• _Problem_
Write out, word for word, the lines from the start of the Annotated region listings through the line that contains "bar xyxy=(1095,572,1226,784)", including both of those lines.
— Begin Exercise inputs —
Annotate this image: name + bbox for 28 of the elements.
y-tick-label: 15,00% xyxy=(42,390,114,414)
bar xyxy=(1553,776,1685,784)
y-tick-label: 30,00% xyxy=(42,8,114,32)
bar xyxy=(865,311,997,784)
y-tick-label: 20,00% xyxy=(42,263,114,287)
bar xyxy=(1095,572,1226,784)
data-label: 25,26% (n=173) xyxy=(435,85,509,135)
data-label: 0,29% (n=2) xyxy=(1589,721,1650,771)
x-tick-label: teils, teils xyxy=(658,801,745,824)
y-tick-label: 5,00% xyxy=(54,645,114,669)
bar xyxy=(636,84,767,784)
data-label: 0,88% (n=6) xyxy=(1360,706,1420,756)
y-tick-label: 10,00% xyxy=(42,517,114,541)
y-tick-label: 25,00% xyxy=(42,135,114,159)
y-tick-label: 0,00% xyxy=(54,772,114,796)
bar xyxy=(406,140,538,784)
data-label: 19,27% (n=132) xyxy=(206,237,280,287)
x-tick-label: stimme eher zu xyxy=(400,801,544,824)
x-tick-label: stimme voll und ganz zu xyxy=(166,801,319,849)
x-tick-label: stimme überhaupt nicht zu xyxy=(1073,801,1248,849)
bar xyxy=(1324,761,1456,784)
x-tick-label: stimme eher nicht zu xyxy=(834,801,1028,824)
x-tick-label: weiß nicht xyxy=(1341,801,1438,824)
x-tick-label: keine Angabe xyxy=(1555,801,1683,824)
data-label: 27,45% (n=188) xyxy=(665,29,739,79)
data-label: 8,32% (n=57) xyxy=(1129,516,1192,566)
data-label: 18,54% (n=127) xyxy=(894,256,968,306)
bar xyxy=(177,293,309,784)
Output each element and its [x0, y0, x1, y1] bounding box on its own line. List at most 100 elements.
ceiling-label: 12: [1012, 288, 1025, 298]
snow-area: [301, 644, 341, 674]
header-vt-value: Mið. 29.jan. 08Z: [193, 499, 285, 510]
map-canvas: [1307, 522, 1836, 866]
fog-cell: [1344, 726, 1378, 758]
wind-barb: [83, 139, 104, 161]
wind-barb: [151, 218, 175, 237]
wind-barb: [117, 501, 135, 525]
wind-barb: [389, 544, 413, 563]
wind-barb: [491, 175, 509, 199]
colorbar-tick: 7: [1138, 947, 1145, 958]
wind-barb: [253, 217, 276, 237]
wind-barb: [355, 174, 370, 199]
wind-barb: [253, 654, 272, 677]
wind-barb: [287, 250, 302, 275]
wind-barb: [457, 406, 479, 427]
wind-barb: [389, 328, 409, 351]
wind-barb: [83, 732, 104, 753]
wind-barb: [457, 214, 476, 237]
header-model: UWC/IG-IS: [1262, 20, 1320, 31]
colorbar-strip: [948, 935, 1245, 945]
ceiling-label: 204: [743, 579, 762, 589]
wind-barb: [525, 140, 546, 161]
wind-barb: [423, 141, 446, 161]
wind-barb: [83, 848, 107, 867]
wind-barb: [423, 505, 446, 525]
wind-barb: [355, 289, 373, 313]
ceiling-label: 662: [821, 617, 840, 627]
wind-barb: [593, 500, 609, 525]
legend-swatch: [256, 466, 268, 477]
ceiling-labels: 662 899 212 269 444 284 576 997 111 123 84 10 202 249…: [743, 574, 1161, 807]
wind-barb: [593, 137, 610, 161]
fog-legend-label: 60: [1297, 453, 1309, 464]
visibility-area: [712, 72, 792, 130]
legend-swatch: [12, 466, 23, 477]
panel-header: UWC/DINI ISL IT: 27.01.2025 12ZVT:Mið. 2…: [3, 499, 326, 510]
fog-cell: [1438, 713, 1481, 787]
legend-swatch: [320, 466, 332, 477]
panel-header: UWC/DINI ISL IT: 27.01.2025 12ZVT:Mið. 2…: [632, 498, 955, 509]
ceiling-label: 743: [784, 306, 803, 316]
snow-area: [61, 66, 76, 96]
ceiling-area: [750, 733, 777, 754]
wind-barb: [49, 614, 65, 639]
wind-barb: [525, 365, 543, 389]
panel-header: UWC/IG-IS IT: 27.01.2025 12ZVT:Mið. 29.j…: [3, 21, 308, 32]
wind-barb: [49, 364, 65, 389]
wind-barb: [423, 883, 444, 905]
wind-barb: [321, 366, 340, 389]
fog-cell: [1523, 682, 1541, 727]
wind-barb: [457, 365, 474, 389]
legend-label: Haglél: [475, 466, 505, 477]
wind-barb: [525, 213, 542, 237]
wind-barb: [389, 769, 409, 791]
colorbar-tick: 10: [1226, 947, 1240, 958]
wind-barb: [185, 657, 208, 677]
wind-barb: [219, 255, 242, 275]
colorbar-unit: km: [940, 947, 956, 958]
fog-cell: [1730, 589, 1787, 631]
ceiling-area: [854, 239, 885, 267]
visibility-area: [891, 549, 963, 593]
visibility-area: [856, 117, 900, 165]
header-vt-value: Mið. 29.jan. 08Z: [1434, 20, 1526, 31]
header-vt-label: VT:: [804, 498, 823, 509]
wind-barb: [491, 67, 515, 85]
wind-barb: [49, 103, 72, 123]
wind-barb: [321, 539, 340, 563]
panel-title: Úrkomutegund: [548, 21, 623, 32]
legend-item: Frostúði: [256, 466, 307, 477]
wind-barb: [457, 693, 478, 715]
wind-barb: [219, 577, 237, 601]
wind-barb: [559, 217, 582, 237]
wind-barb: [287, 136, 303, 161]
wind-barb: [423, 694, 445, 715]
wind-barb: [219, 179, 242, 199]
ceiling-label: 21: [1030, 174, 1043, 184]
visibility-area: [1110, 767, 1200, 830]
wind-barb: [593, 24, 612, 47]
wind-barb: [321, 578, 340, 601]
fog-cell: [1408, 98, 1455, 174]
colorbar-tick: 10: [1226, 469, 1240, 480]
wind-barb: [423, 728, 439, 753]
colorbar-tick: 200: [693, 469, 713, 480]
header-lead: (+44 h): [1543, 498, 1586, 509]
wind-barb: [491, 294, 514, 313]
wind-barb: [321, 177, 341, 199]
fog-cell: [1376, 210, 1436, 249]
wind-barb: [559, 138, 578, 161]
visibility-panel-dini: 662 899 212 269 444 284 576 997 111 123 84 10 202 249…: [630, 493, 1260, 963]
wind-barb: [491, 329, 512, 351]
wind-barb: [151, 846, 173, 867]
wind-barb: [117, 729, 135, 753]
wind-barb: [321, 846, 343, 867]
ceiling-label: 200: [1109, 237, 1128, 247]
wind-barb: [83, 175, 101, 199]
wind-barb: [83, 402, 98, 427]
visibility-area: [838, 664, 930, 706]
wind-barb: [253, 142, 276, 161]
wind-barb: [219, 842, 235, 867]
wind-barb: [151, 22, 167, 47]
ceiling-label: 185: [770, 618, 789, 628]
— End Exercise inputs —
• _Output below_
Annotate this image: name + bbox for 28 of the elements.
y-tick-label: 15,00% xyxy=(42,390,114,414)
bar xyxy=(1553,776,1685,784)
y-tick-label: 30,00% xyxy=(42,8,114,32)
bar xyxy=(865,311,997,784)
y-tick-label: 20,00% xyxy=(42,263,114,287)
bar xyxy=(1095,572,1226,784)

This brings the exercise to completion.